─── QUOTED TEXT
The Company believes that its gas procurement activities,
transportation arrangements and operations were prudent and will
vigorously contest any disallowance or penalty recommended by the DRA
or other parties.
The Company recorded a reserve of $61 million in 1993 and has accrued
approximately $90 million in the first quarter of 1994 as a result of
the CPUC's disallowances in the gas reasonableness proceedings for 1988
through 1990 and the Company's assessment of how the CPUC's decisions
may impact the open reasonableness issues. The Company currently is
unable to estimate the ultimate outcome of the gas reasonableness
proceedings, including the affiliate audit, or predict whether such
outcome will have a significant adverse impact on its results of
operations.
Legal Matters:
- - -------------
Antitrust Litigation: In December 1993, the County of Stanislaus,
California and a residential customer of PG&E, filed a complaint
against PG&E and Pacific Gas Transmission Company on behalf of
themselves and purportedly as a class action on behalf of all natural
gas customers of PG&E for the period of February 1988 through October
1993. The complaint alleges that the purchase of natural gas in
Canada by A&S was accomplished in violation of various antitrust laws
which resulted in increased prices of natural gas for PG&E's
customers.
The complaint alleges that the Company could have purchased as much
as 50% of its Canadian gas on the spot market instead of relying on
long-term contracts and that the damage to the class members is at
least as much as the price differential multiplied by the replacement
volume of gas, an amount estimated in the complaint as potentially
exceeding $800 million. The complaint indicates that the damages to
the class could include over $150 million paid by the Company to
terminate the contracts with the Canadian gas producers in November
1993. The complaint also seeks recovery of three times the amount of
the actual damages pursuant to antitrust laws.
The Company believes the case is without merit and has filed a motion
to dismiss the complaint. The Company believes that the ultimate
outcome of the antitrust litigation will not have a significant
adverse impact on its financial position.
Hinkley Litigation: In 1993, a complaint was filed on behalf of a
number of individuals seeking recovery of an unspecified amount of
damages for personal injuries and property damage allegedly suffered
as a result of exposure to chromium near the Company's Hinkley
Compressor Station, as well as punitive damages. The original
complaint has been amended, and additional complaints have been
filed, to include additional plaintiffs.
──────
WHAT IS REQUIRED: Copy out the part of the utility company's legal filing from "The complaint alleges that the Company" up to and including "to antitrust laws.", keeping it word for word.
─── DATA PROVIDED
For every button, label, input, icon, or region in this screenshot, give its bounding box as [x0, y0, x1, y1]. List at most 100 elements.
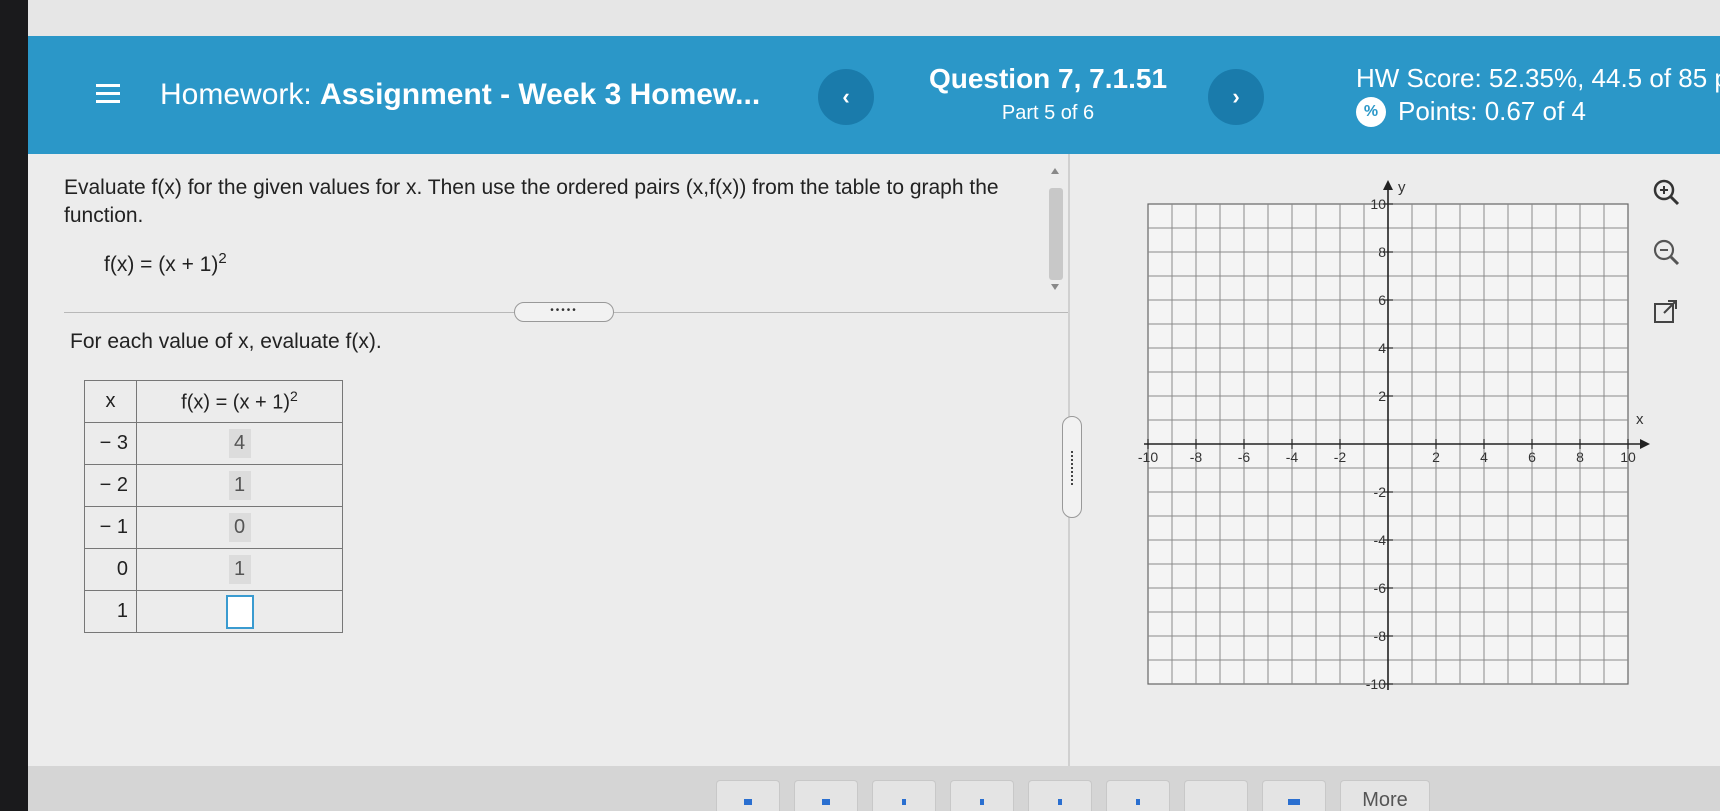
──────
THE RESPONSE:
The complaint alleges that the Company could have purchased as much
as 50% of its Canadian gas on the spot market instead of relying on
long-term contracts and that the damage to the class members is at
least as much as the price differential multiplied by the replacement
volume of gas, an amount estimated in the complaint as potentially
exceeding $800 million. The complaint indicates that the damages to
the class could include over $150 million paid by the Company to
terminate the contracts with the Canadian gas producers in November
1993. The complaint also seeks recovery of three times the amount of
the actual damages pursuant to antitrust laws.